REQUIRED TASK: From the records below, give the number of lines that contain the string "JSON", without any other text.

:: SUPPLIED DATA ::

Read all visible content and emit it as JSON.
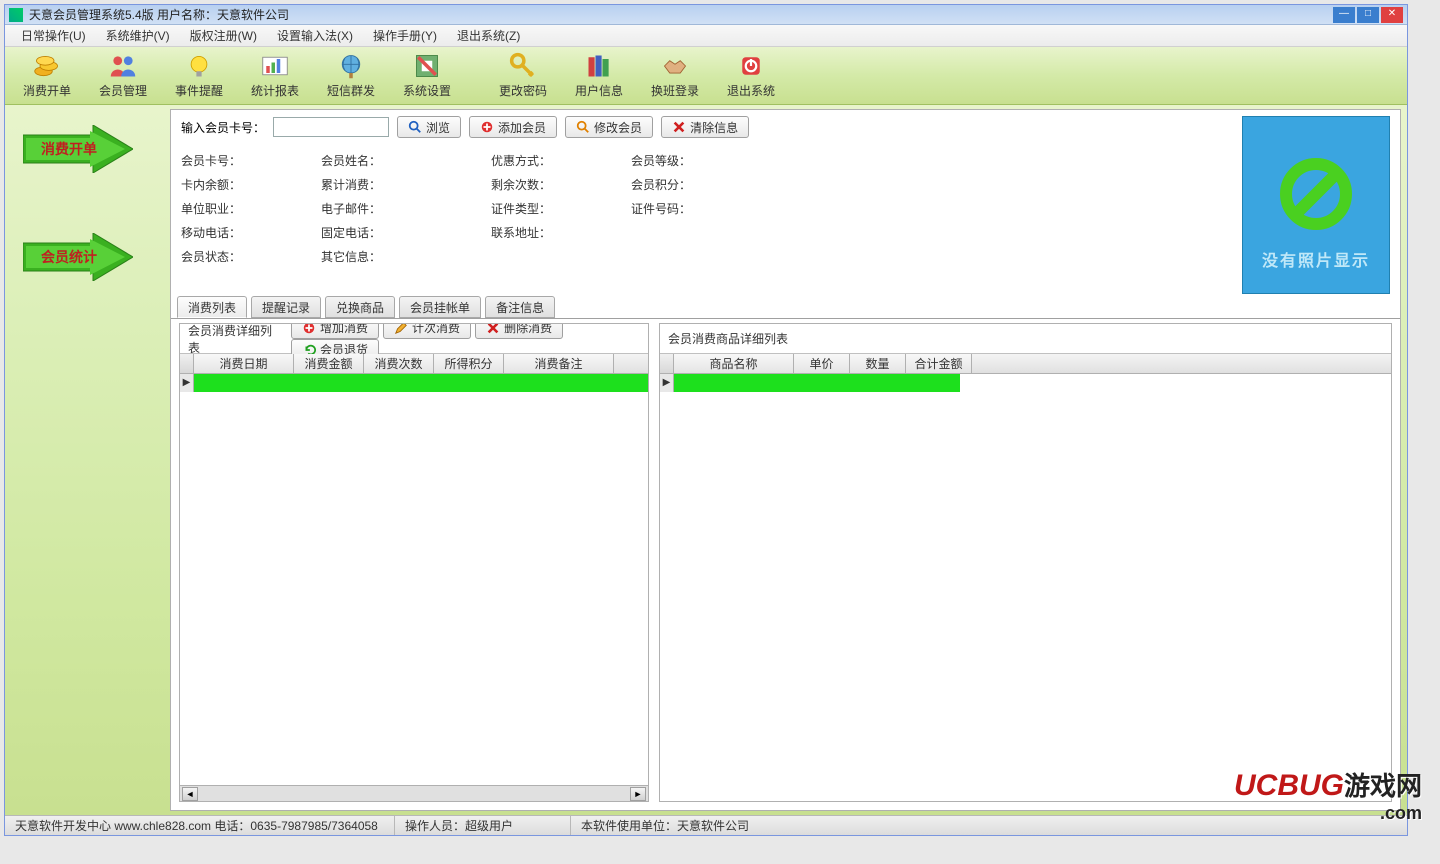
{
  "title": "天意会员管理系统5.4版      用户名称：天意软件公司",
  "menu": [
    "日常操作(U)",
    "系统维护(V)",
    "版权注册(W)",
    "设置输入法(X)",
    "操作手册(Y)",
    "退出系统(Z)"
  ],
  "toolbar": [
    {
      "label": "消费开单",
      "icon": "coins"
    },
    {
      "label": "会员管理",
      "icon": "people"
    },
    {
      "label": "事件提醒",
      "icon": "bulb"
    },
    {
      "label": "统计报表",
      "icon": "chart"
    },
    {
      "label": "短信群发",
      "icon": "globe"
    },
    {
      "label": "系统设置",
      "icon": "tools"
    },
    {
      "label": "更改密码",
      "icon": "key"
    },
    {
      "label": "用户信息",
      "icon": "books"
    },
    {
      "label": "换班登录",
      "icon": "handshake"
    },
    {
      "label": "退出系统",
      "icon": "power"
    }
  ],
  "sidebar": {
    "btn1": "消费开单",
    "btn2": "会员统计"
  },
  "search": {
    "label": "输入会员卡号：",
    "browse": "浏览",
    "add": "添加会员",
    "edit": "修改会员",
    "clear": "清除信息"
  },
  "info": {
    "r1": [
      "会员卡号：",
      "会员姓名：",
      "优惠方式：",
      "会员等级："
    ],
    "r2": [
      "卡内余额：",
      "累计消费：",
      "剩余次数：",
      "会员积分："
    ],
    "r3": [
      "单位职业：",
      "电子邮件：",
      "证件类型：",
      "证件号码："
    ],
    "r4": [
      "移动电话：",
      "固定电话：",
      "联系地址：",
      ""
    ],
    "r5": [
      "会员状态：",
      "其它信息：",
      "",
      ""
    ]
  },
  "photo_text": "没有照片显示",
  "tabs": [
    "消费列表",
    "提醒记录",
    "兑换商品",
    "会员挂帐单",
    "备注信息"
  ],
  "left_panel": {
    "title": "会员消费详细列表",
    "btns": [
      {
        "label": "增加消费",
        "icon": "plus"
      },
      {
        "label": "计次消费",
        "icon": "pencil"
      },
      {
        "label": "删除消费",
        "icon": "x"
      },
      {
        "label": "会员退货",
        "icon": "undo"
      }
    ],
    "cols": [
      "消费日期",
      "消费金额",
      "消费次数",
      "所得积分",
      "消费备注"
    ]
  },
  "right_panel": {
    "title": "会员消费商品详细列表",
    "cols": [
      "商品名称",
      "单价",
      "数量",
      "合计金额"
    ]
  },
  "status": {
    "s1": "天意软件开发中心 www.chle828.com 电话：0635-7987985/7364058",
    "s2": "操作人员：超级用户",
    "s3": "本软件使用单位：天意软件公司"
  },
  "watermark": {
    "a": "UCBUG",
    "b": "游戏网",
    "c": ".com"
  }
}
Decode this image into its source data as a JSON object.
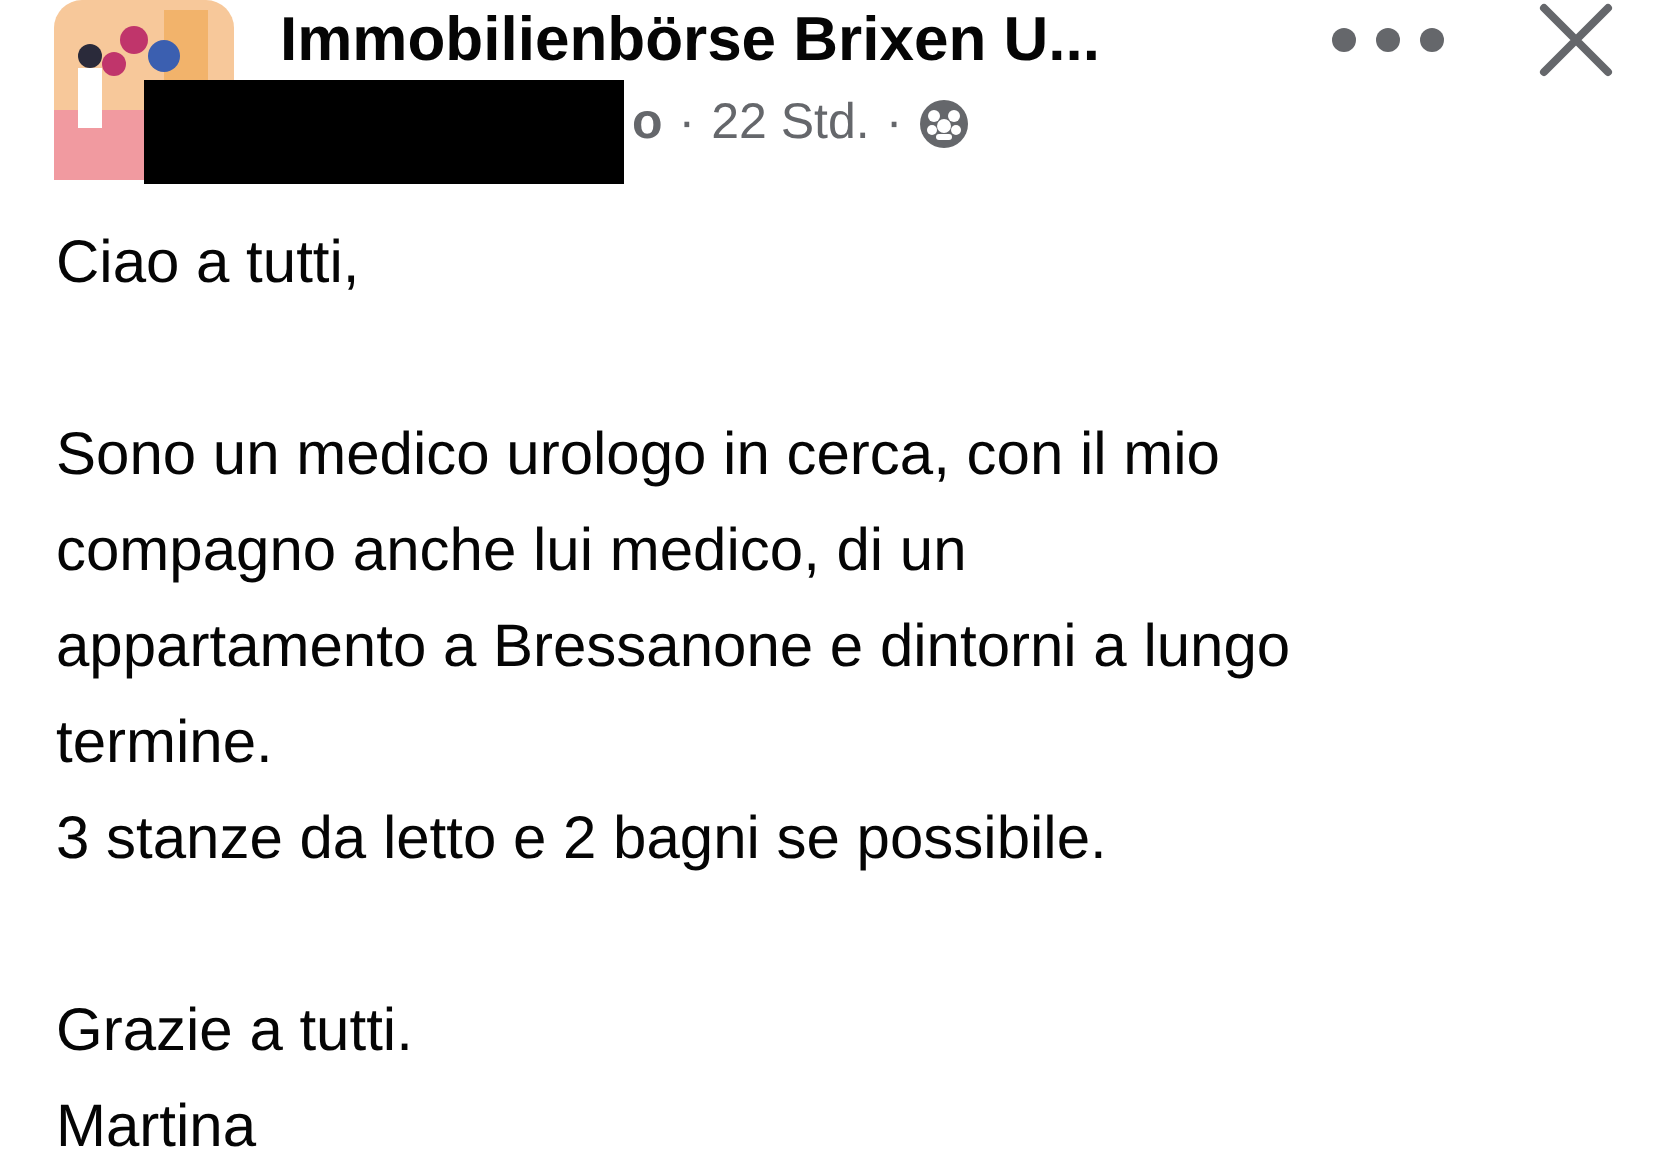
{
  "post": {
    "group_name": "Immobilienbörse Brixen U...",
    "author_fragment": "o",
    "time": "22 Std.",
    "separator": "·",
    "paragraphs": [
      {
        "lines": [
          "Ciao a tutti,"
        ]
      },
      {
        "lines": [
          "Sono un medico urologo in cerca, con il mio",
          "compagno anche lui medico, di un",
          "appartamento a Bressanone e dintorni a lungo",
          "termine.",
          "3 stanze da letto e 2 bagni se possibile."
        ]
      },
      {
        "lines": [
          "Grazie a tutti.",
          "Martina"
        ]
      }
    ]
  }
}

:::

REPLY: 2